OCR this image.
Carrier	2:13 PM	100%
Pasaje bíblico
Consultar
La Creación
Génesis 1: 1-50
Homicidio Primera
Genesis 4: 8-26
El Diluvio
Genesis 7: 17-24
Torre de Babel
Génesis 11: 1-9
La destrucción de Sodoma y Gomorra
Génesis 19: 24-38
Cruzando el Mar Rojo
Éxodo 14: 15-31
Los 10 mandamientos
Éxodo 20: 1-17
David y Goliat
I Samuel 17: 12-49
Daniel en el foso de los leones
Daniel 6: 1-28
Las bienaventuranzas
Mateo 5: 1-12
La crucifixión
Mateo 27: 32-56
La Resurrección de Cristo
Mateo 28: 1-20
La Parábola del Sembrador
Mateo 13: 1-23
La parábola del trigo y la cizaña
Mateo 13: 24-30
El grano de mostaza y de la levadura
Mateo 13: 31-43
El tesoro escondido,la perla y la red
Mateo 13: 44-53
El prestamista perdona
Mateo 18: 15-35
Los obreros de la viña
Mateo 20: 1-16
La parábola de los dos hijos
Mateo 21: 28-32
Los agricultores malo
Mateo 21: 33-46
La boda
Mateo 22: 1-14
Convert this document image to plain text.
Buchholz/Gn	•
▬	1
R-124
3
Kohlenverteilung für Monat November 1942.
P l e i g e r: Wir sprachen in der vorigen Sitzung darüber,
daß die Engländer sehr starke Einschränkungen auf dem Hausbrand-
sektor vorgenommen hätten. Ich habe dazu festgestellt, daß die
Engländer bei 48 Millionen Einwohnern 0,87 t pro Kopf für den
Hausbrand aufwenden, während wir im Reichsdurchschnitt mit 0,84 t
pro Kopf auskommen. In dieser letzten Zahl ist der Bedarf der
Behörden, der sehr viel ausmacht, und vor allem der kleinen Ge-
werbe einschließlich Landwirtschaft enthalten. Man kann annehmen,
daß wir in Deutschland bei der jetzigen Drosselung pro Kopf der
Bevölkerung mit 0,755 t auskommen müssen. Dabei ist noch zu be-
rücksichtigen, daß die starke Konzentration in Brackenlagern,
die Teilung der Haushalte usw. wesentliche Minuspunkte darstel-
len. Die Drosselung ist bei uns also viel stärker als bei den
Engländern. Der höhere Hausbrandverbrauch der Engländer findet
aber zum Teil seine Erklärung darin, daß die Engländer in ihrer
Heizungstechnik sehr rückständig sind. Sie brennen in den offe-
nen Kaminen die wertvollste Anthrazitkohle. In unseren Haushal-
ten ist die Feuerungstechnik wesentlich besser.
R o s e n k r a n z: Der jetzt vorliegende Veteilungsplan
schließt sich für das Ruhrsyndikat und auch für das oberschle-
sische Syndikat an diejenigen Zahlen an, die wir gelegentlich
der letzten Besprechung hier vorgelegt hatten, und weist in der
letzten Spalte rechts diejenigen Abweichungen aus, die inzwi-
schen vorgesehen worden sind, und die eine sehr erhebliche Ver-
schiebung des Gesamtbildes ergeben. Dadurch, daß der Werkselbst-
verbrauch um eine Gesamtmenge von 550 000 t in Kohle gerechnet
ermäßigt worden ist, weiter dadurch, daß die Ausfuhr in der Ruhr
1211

· · ·

State the count of lines holding the string "auskommen" in the listing above, and nothing else.

** Answer for this exercise **
2